INSTRUCTIONS TO FOLLOW: Find every line in the records below that holds the word "JSON" and copy it.

[Collected data]
|---|

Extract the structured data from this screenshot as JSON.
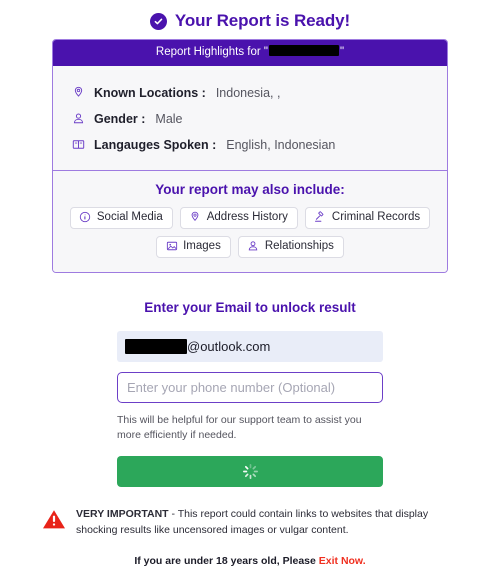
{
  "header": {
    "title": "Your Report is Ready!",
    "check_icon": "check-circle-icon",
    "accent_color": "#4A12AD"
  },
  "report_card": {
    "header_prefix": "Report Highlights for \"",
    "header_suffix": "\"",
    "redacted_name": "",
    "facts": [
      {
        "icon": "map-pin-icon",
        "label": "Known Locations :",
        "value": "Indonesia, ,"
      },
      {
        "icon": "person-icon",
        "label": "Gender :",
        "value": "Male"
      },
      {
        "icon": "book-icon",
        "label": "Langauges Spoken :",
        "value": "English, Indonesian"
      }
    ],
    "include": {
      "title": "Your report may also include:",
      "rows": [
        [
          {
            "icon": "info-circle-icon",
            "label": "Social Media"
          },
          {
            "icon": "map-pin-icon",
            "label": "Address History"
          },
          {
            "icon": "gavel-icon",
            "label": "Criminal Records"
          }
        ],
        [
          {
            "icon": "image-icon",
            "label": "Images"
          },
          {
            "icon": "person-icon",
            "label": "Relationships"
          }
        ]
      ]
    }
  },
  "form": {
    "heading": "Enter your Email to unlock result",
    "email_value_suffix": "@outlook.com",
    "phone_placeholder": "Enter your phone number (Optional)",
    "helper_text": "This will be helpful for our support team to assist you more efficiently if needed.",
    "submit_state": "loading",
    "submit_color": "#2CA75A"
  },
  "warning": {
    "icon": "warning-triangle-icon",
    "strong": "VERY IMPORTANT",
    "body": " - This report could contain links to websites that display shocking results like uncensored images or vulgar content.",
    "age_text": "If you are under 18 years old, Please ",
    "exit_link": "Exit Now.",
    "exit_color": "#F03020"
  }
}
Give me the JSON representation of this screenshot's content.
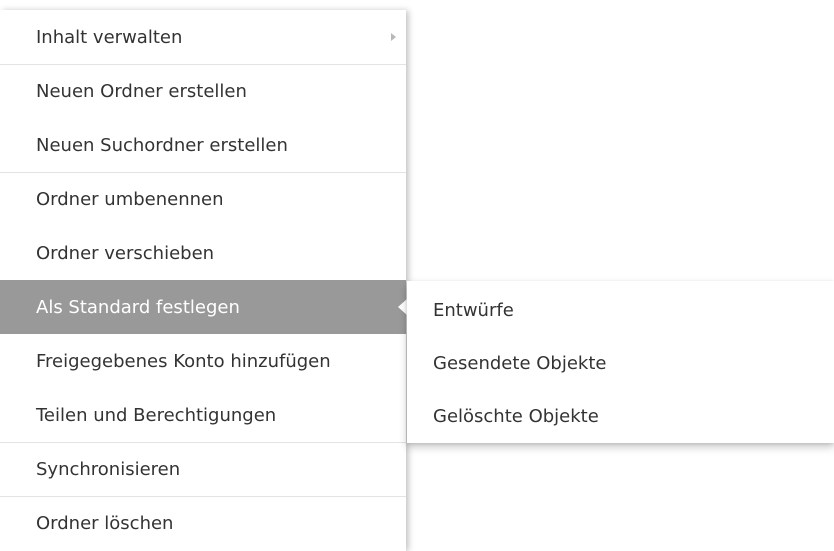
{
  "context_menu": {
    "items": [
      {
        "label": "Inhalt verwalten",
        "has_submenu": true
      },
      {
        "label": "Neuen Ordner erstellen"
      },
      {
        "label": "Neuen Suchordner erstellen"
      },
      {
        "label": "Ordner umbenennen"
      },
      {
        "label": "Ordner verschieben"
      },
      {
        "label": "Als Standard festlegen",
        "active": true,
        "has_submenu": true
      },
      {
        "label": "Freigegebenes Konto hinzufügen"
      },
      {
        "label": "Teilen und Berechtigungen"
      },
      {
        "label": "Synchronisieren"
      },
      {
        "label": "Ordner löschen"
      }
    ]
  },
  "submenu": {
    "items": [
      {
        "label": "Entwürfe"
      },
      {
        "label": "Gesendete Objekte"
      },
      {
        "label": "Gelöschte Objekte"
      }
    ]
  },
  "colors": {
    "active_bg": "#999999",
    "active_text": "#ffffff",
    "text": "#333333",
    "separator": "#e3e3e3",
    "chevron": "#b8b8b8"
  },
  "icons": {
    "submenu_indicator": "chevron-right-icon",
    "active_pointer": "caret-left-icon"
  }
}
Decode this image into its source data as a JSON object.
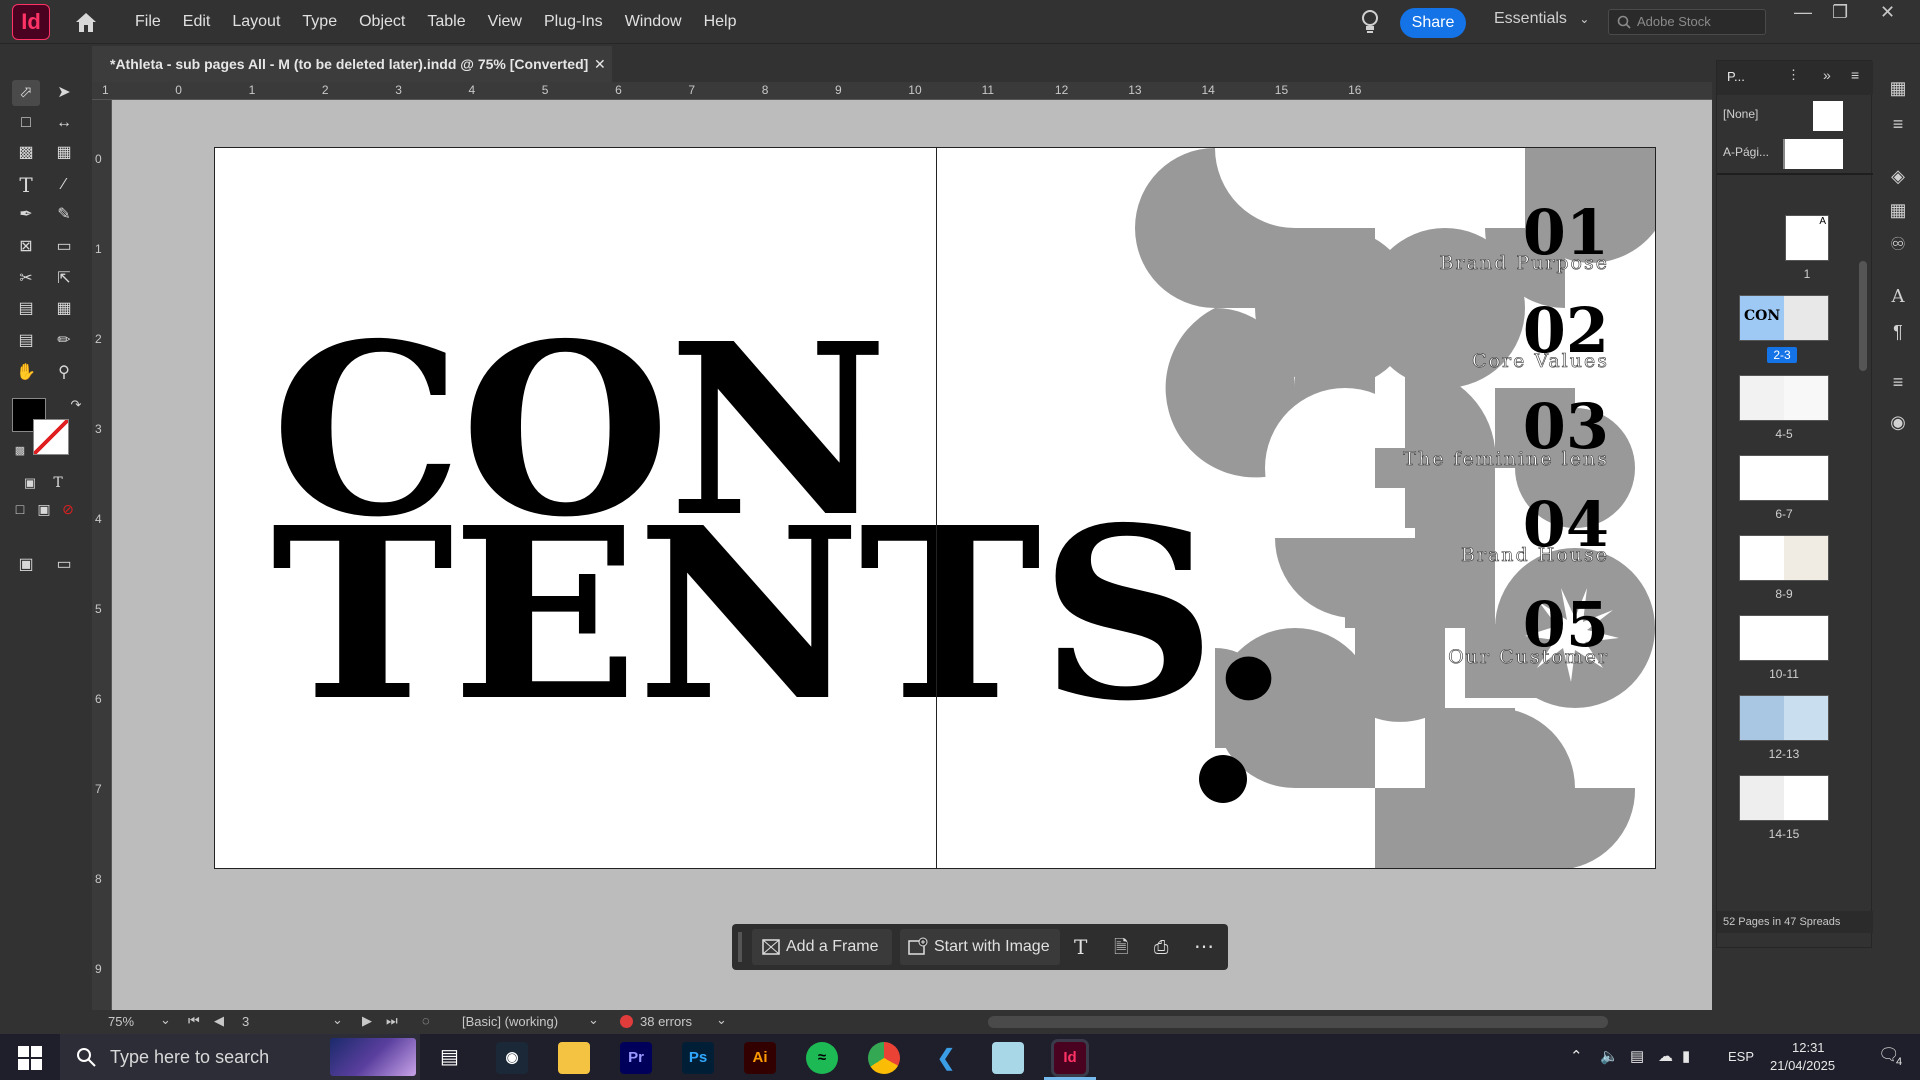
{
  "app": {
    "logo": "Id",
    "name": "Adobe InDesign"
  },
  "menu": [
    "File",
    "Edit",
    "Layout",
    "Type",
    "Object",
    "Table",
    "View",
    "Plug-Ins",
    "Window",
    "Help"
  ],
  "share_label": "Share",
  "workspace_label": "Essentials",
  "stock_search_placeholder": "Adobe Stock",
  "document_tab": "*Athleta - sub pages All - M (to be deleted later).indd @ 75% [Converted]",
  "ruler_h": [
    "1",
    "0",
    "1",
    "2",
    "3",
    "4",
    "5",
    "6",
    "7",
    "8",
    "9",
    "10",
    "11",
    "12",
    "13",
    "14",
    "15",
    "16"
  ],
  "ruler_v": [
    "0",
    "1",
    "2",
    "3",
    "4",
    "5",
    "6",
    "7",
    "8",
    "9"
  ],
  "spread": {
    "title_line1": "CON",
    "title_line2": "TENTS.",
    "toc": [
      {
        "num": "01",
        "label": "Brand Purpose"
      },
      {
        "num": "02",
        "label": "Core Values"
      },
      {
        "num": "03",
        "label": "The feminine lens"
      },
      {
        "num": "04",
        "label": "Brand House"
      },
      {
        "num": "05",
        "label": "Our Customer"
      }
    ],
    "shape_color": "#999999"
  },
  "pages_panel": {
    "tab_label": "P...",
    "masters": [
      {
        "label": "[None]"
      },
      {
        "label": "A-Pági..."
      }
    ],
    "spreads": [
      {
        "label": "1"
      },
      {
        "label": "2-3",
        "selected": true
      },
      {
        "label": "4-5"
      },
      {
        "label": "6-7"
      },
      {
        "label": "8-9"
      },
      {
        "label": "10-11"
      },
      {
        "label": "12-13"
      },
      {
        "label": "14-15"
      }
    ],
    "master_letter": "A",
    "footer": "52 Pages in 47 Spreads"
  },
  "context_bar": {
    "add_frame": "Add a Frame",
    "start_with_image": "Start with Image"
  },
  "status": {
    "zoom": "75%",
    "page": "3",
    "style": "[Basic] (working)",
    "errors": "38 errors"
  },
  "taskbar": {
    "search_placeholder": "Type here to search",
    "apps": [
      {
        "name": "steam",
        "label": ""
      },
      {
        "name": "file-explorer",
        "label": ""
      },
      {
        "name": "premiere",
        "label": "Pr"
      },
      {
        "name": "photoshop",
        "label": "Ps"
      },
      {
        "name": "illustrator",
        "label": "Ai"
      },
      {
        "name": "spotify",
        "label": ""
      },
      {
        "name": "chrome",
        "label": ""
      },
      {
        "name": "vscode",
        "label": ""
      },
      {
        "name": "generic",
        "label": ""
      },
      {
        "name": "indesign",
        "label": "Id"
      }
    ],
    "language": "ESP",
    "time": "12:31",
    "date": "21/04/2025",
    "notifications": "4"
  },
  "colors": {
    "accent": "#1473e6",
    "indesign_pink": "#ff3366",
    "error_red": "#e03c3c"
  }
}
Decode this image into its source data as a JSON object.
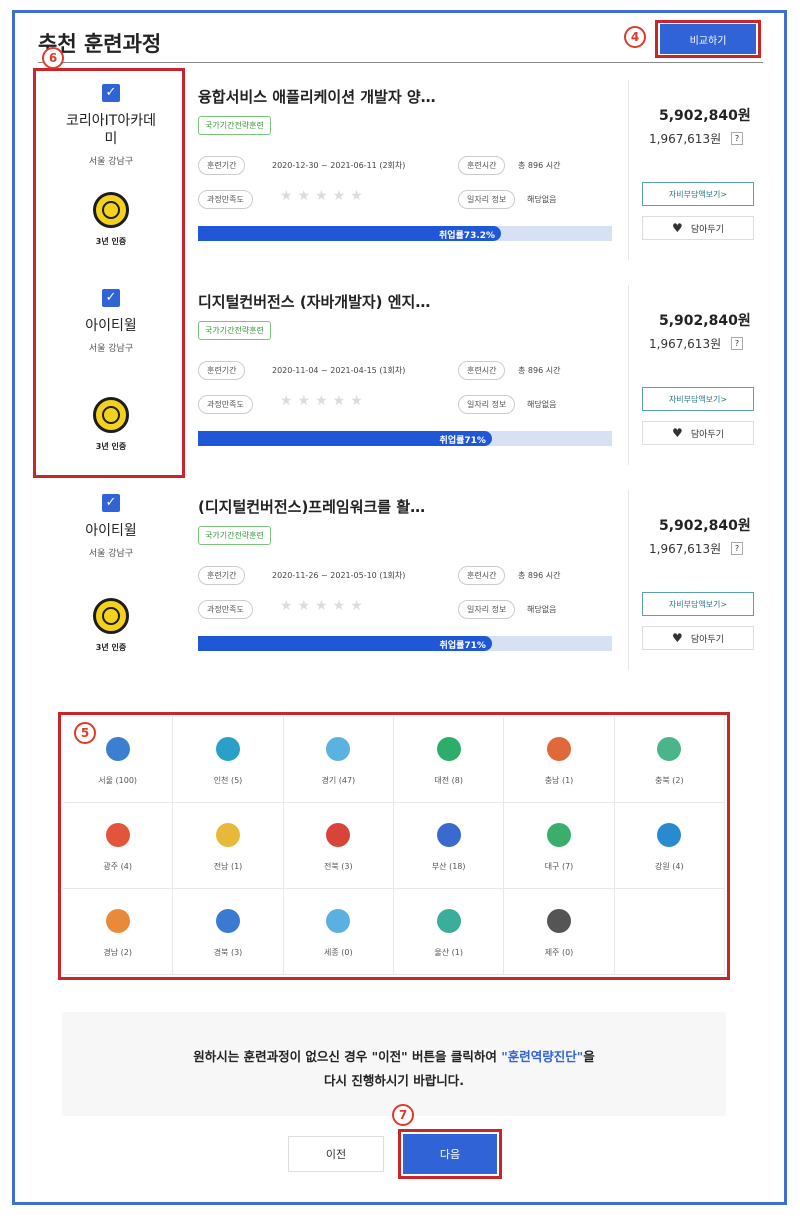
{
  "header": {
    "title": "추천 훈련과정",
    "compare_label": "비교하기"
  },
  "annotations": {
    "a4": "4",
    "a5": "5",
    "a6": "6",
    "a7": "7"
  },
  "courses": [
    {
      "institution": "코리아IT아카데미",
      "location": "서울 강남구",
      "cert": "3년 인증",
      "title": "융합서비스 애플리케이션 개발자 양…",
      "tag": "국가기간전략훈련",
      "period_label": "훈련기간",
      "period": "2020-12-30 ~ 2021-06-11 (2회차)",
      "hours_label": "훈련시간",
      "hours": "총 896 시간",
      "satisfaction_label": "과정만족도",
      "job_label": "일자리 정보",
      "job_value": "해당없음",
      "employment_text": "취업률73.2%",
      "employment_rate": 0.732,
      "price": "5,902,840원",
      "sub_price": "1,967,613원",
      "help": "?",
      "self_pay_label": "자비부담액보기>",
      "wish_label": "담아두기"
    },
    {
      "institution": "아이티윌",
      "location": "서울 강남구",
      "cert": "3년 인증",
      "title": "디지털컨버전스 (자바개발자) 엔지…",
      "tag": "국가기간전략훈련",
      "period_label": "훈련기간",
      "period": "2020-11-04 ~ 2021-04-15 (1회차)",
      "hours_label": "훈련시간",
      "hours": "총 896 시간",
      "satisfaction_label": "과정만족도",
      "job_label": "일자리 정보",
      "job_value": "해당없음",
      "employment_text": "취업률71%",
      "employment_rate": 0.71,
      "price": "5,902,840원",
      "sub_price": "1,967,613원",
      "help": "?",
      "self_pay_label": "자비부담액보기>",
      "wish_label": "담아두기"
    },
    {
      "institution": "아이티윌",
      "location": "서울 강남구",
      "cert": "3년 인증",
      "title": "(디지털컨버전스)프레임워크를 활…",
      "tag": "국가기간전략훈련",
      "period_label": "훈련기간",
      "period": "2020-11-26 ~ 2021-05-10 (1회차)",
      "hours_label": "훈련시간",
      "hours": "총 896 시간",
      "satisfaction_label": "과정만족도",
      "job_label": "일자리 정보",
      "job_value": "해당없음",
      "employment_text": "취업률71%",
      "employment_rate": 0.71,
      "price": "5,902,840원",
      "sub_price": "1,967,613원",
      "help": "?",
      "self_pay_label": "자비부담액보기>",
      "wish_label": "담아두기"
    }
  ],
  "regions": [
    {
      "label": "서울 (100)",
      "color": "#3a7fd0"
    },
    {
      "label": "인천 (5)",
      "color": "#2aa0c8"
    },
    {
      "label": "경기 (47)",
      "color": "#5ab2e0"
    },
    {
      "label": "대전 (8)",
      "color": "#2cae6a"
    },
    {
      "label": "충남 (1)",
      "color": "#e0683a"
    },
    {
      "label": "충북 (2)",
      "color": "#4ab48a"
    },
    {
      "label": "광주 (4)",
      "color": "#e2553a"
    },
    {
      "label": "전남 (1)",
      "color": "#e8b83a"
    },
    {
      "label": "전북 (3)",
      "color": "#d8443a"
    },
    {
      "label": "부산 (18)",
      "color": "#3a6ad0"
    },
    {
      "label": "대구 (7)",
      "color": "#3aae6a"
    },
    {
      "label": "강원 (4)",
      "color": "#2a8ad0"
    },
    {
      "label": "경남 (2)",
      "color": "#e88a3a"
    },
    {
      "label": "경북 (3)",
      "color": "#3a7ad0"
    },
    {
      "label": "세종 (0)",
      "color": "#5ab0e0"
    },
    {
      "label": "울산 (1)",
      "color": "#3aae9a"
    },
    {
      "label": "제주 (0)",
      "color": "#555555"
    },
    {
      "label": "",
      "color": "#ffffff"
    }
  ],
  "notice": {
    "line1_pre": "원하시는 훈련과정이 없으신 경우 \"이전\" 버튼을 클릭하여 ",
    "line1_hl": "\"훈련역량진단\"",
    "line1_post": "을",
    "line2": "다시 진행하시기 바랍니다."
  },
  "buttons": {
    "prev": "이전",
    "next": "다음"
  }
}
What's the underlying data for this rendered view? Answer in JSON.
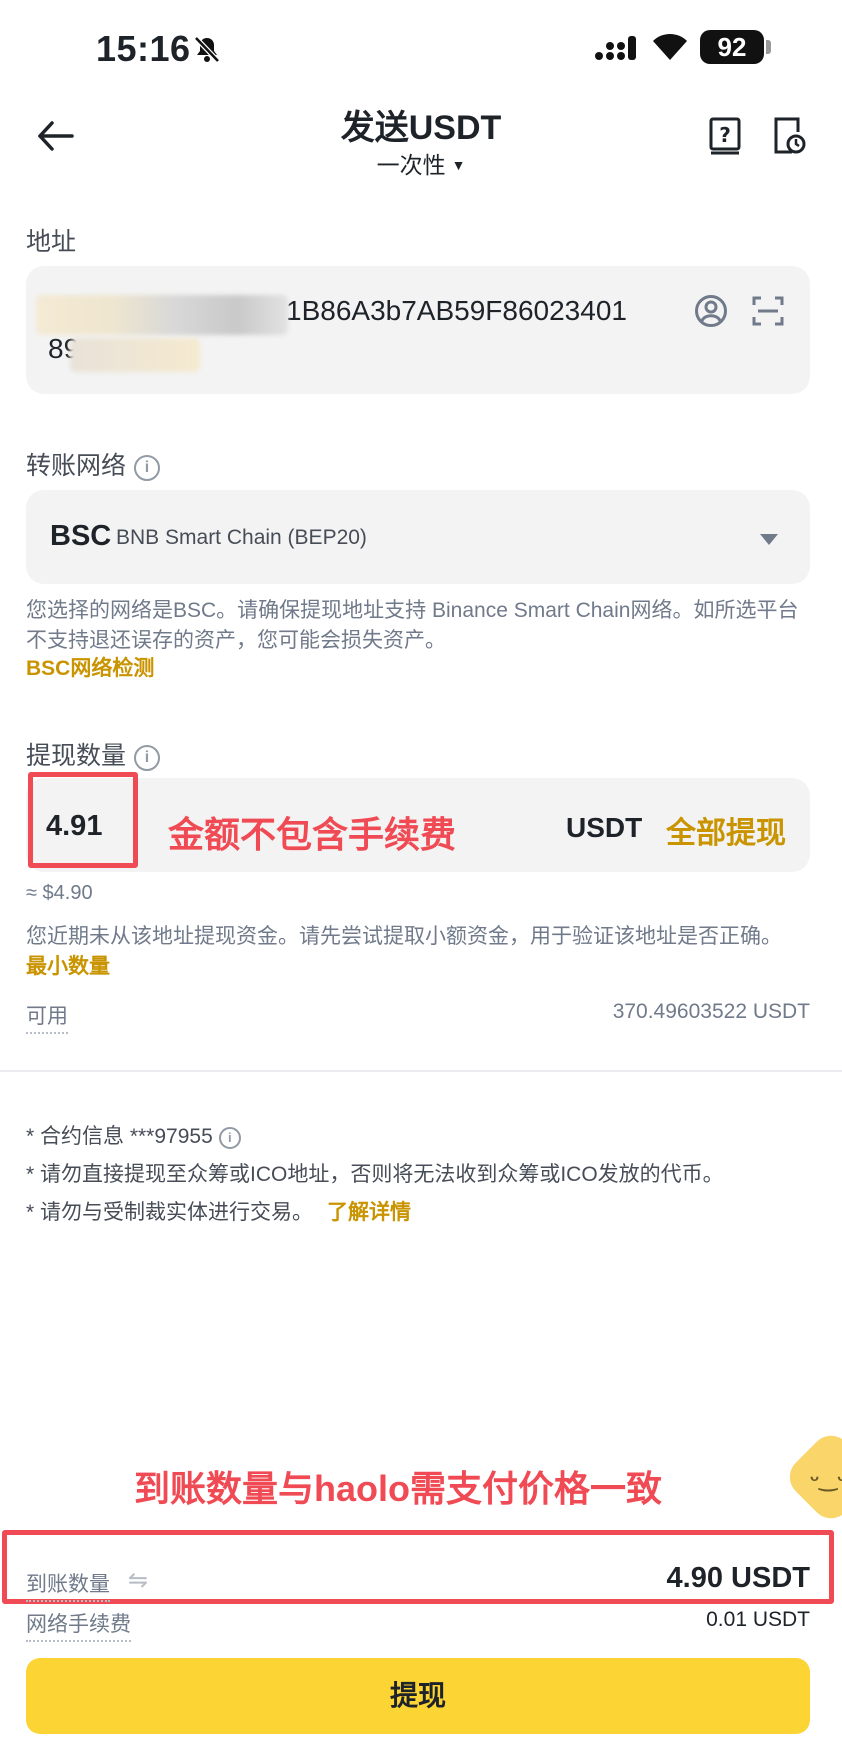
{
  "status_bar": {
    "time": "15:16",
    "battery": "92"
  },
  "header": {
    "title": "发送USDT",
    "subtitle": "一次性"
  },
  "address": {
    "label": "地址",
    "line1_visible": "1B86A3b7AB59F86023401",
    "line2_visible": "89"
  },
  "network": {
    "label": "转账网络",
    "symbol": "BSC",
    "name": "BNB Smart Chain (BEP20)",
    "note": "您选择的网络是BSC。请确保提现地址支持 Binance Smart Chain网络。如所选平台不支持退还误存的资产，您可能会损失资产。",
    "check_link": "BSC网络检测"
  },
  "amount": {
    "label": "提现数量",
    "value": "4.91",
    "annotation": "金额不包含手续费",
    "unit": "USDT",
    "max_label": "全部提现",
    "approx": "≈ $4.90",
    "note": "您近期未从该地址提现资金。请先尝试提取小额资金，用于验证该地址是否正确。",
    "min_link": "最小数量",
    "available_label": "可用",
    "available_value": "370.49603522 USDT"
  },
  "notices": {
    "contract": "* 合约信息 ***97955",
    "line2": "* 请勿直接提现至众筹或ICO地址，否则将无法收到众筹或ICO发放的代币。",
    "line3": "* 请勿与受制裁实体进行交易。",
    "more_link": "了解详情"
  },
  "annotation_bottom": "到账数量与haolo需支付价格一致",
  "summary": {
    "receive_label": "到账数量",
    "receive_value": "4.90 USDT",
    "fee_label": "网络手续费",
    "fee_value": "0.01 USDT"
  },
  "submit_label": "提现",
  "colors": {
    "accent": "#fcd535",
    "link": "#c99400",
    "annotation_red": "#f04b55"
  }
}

|---|

ANSWER FOR THE TASK:
Extract the structured data from this screenshot as JSON.
Give me the JSON representation of this screenshot's content.
Decode this image into its source data as a JSON object.
Decode this image into its source data as a JSON object.
What's the underlying data for this rendered view? Answer in JSON.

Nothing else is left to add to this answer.